- **To be done**
Repeat each line exactly as it is written.

- **Stored data entries**

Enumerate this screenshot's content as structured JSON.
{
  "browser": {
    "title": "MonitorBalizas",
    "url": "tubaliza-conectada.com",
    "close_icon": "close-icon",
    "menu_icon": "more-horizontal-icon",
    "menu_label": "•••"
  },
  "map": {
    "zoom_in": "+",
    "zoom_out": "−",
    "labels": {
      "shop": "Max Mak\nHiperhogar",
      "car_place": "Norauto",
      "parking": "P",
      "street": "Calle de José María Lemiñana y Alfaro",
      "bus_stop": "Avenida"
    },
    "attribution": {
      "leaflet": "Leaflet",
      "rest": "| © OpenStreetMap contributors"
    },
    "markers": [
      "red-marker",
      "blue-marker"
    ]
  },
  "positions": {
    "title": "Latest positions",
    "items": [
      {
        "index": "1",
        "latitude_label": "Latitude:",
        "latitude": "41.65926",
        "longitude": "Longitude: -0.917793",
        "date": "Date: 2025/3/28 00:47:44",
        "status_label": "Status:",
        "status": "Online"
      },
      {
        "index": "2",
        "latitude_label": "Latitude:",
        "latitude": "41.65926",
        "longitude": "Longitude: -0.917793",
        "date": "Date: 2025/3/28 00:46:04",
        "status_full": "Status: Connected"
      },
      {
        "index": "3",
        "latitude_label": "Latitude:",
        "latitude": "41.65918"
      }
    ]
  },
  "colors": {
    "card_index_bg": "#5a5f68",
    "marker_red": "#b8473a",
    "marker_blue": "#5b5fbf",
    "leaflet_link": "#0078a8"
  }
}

- **Response for this exercise**
Enumerate this screenshot's content as structured JSON.
{
  "browser": {
    "title": "MonitorBalizas",
    "url": "tubaliza-conectada.com",
    "close_icon": "close-icon",
    "menu_icon": "more-horizontal-icon",
    "menu_label": "•••"
  },
  "map": {
    "zoom_in": "+",
    "zoom_out": "−",
    "labels": {
      "shop": "Max Mak\nHiperhogar",
      "car_place": "Norauto",
      "parking": "P",
      "street": "Calle de José María Lemiñana y Alfaro",
      "bus_stop": "Avenida"
    },
    "attribution": {
      "leaflet": "Leaflet",
      "rest": "| © OpenStreetMap contributors"
    },
    "markers": [
      "red-marker",
      "blue-marker"
    ]
  },
  "positions": {
    "title": "Latest positions",
    "items": [
      {
        "index": "1",
        "latitude_label": "Latitude:",
        "latitude": "41.65926",
        "longitude": "Longitude: -0.917793",
        "date": "Date: 2025/3/28 00:47:44",
        "status_label": "Status:",
        "status": "Online"
      },
      {
        "index": "2",
        "latitude_label": "Latitude:",
        "latitude": "41.65926",
        "longitude": "Longitude: -0.917793",
        "date": "Date: 2025/3/28 00:46:04",
        "status_full": "Status: Connected"
      },
      {
        "index": "3",
        "latitude_label": "Latitude:",
        "latitude": "41.65918"
      }
    ]
  },
  "colors": {
    "card_index_bg": "#5a5f68",
    "marker_red": "#b8473a",
    "marker_blue": "#5b5fbf",
    "leaflet_link": "#0078a8"
  }
}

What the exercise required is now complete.